-- start --
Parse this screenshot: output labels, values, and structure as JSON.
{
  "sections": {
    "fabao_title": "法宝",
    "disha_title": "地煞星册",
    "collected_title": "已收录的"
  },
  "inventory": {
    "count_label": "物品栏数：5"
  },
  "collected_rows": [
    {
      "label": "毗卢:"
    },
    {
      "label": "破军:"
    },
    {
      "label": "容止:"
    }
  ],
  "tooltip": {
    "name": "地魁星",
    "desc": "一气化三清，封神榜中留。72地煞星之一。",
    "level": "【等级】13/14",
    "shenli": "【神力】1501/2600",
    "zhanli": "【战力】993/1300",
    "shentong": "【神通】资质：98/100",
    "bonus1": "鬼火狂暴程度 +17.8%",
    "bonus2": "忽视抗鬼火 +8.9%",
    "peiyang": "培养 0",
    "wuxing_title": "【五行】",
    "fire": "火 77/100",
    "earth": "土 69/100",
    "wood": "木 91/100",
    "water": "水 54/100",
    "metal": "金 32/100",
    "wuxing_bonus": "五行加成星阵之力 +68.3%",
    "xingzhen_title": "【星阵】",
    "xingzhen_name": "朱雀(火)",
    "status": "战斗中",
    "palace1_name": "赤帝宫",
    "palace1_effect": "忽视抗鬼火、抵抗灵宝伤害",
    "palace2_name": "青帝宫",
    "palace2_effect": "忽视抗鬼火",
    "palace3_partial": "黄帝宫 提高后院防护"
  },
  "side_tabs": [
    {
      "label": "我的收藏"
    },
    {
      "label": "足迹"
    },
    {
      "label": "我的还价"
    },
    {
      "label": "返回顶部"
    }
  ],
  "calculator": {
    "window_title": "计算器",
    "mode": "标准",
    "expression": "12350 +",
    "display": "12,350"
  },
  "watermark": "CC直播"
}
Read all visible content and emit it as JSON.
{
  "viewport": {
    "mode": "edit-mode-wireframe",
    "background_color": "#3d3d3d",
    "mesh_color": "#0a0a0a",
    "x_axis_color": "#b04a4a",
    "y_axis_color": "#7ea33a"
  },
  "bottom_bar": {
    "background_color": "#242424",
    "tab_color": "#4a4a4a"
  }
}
-- end --
### WHAT IS REQUIRED
Output each record precisely as given.

### CORRECT RESPONSE
Parse this screenshot: output labels, values, and structure as JSON.
{
  "sections": {
    "fabao_title": "法宝",
    "disha_title": "地煞星册",
    "collected_title": "已收录的"
  },
  "inventory": {
    "count_label": "物品栏数：5"
  },
  "collected_rows": [
    {
      "label": "毗卢:"
    },
    {
      "label": "破军:"
    },
    {
      "label": "容止:"
    }
  ],
  "tooltip": {
    "name": "地魁星",
    "desc": "一气化三清，封神榜中留。72地煞星之一。",
    "level": "【等级】13/14",
    "shenli": "【神力】1501/2600",
    "zhanli": "【战力】993/1300",
    "shentong": "【神通】资质：98/100",
    "bonus1": "鬼火狂暴程度 +17.8%",
    "bonus2": "忽视抗鬼火 +8.9%",
    "peiyang": "培养 0",
    "wuxing_title": "【五行】",
    "fire": "火 77/100",
    "earth": "土 69/100",
    "wood": "木 91/100",
    "water": "水 54/100",
    "metal": "金 32/100",
    "wuxing_bonus": "五行加成星阵之力 +68.3%",
    "xingzhen_title": "【星阵】",
    "xingzhen_name": "朱雀(火)",
    "status": "战斗中",
    "palace1_name": "赤帝宫",
    "palace1_effect": "忽视抗鬼火、抵抗灵宝伤害",
    "palace2_name": "青帝宫",
    "palace2_effect": "忽视抗鬼火",
    "palace3_partial": "黄帝宫 提高后院防护"
  },
  "side_tabs": [
    {
      "label": "我的收藏"
    },
    {
      "label": "足迹"
    },
    {
      "label": "我的还价"
    },
    {
      "label": "返回顶部"
    }
  ],
  "calculator": {
    "window_title": "计算器",
    "mode": "标准",
    "expression": "12350 +",
    "display": "12,350"
  },
  "watermark": "CC直播"
}
Read all visible content and emit it as JSON.
{
  "viewport": {
    "mode": "edit-mode-wireframe",
    "background_color": "#3d3d3d",
    "mesh_color": "#0a0a0a",
    "x_axis_color": "#b04a4a",
    "y_axis_color": "#7ea33a"
  },
  "bottom_bar": {
    "background_color": "#242424",
    "tab_color": "#4a4a4a"
  }
}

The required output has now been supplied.